▶ _Texte source_
::::

HarrisonPar Serge Bressan - Lagrandeparade.fr / En voici un qui n’y allait pas par quatre chemins- surtout quand il s’agissait de manger, voire de bouffer ! Ogre yankee, Jim Harrison (1937- 2016) avait un sacré coup de fourchette, lui le romancier et nouvelliste, même s’il assurait qu’« il en va de la nourriture comme du sexe, des bains, du sommeil et de la boisson : leurs effets ne durent pas ». Bon, d’accord, pour que ça dure quand même un peu, Jim Harrison n’hésitait pas à consommer nourriture et boisson en même temps et en quantité astronomique quand il passait à table ! Et pour arrondir ses fins de mois, entre une petite trentaine de romans et de recueils de nouvelles, l’auteur de, entre autres, « Légendes d’automne », « Dalva », « La Route du retour » ou encore « Dernières nouvelles », se muait en chroniqueur gastronomique pour quelques gazettes US dont le « New York Times ».

::::

▶ _Énoncé 1_
Comptez les lignes ci-dessous qui contiennent la chaîne « MLAT », en tenant compte de la casse, et donnez uniquement ce nombre.

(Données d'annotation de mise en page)
::::

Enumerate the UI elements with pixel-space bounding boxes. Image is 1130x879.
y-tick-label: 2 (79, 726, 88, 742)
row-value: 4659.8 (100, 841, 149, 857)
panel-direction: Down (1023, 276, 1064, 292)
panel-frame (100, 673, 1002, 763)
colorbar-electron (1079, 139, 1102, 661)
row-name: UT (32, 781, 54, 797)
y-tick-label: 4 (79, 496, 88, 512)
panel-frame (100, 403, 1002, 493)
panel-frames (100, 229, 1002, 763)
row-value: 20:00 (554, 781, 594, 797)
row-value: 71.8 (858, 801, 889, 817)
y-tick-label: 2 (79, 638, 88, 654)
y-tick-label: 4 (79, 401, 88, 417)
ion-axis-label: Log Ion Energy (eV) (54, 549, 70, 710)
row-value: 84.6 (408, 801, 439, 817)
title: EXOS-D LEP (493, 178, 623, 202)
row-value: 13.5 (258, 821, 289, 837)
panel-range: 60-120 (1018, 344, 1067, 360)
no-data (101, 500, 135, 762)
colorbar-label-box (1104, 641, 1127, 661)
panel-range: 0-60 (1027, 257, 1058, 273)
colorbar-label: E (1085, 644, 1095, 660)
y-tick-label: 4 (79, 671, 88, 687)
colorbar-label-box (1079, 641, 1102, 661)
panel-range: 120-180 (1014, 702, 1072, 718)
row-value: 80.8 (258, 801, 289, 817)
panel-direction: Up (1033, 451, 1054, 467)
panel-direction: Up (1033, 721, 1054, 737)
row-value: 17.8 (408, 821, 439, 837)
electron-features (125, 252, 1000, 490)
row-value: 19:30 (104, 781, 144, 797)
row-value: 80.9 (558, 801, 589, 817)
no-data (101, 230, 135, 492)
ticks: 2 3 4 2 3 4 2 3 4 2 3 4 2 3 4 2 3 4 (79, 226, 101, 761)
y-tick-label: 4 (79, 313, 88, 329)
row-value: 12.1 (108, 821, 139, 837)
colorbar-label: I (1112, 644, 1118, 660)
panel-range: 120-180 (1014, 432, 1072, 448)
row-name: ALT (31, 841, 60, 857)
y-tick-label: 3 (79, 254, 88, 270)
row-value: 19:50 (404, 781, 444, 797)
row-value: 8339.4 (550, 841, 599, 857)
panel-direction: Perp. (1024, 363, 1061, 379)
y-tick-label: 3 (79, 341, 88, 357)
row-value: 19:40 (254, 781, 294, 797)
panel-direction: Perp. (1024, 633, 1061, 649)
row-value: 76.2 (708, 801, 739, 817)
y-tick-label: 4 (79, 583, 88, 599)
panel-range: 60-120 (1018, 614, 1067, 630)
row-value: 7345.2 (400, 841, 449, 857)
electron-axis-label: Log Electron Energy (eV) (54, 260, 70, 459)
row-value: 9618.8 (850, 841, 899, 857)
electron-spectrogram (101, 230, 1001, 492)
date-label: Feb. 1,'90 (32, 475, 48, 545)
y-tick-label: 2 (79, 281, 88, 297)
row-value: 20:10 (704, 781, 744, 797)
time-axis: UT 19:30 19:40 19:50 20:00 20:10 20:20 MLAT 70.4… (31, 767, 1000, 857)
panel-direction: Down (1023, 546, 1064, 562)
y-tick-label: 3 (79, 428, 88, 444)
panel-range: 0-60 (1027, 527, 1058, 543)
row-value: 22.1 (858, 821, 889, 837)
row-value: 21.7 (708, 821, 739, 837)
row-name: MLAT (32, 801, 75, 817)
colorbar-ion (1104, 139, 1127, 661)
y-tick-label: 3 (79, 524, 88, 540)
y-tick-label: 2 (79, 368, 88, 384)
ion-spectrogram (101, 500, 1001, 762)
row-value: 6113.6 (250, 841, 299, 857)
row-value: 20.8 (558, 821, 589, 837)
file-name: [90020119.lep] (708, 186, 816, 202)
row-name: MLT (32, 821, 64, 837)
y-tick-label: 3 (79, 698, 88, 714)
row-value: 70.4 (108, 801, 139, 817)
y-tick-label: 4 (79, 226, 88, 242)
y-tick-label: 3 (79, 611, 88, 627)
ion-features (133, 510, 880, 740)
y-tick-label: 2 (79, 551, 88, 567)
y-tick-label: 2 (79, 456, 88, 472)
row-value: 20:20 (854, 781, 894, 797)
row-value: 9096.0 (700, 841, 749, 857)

::::

▶ _Énoncé 2_
Poursuivez, s'il vous plaît, le texte sur Jim Harrison à partir de sa dernière phrase.

▶ _Résultat 1_
2

▶ _Résultat 2_
Manger. Bouffer. Lire « Un sacré gueuleton » de Jim Harrison, c’est du même calibre que (re)voir « La Grande Bouffe », le film de Marco Ferreri sorti en 1973 avec Marcello Mastroianni, Philippe Noiret, Michel Piccoli, Ugo Tognazzi et Andréa Ferréol. On prend place à la table, on lit Harrison, gueule buriné : « Manger est une course contre la montre. Ce matin, j’ai abattu un énième crotalidé (serpent à sonnettes) près des marches de mon bureau, son corps agité de soubresauts s’effondrant enfin en point d’interrogation. Finis les déjeuners de rongeurs pour ce salopard de républicain dont un parent a tué Rose, mon setter anglais bien-aimé ! J’ai jeté le serpent mort en pâture aux cochons, et la grosse truie, Mary, l’a dévoré avec le plaisir évident d’un homme affamé se régalant d’une assiette de foie gras. Elle m’a souri comme pour me dire : ‘’Merci, nous sommes bien ensemble sur terre. Quand tu dégusteras mes gros jambons, je gambaderai au paradis dans un champ de maïs doux et de melons cantaloups bien mûrs’’ ».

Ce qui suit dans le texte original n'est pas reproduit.